Identify the lines that contain the word "eléctrico", then copy them.

----- RECORDS PROVIDED -----

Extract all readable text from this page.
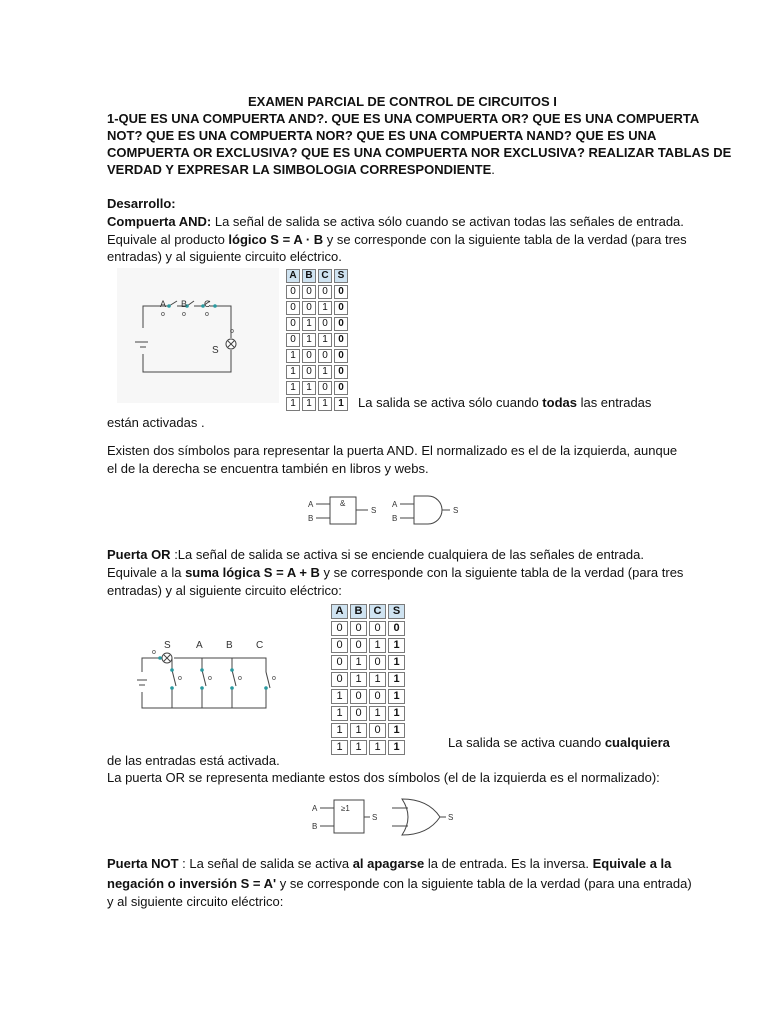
EXAMEN PARCIAL DE CONTROL DE CIRCUITOS I
1-QUE ES UNA COMPUERTA AND?. QUE ES UNA COMPUERTA OR? QUE ES UNA COMPUERTA
NOT? QUE ES UNA COMPUERTA NOR? QUE ES UNA COMPUERTA NAND? QUE ES UNA
COMPUERTA OR EXCLUSIVA? QUE ES UNA COMPUERTA NOR EXCLUSIVA? REALIZAR TABLAS DE
VERDAD Y EXPRESAR LA SIMBOLOGIA CORRESPONDIENTE.
Desarrollo:
Compuerta AND: La señal de salida se activa sólo cuando se activan todas las señales de entrada.
Equivale al producto lógico S = A · B y se corresponde con la siguiente tabla de la verdad (para tres
entradas) y al siguiente circuito eléctrico.
A B C
o o	o
o
S
A	B	C	S
0	0	0	0
0	0	1	0
0	1	0	0
0	1	1	0
1	0	0	0
1	0	1	0
1	1	0	0
1	1	1	1 La salida se activa sólo cuando todas las entradas
están activadas .
Existen dos símbolos para representar la puerta AND. El normalizado es el de la izquierda, aunque
el de la derecha se encuentra también en libros y webs.
A
B
&
S
A
B
S
Puerta OR :La señal de salida se activa si se enciende cualquiera de las señales de entrada.
Equivale a la suma lógica S = A + B y se corresponde con la siguiente tabla de la verdad (para tres
entradas) y al siguiente circuito eléctrico:
S	A B C
o	o	o	o
o
A	B	C	S
0	0	0	0
0	0	1	1
0	1	0	1
0	1	1	1
1	0	0	1
1	0	1	1
1	1	0	1
1	1	1	1	La salida se activa cuando cualquiera
de las entradas está activada.
La puerta OR se representa mediante estos dos símbolos (el de la izquierda es el normalizado):
A
B
≥1
S	S
Puerta NOT : La señal de salida se activa al apagarse la de entrada. Es la inversa. Equivale a la
negación o inversión S = A' y se corresponde con la siguiente tabla de la verdad (para una entrada)
y al siguiente circuito eléctrico:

-----

* **FINAL ANSWER**:
entradas) y al siguiente circuito eléctrico.
entradas) y al siguiente circuito eléctrico:
y al siguiente circuito eléctrico:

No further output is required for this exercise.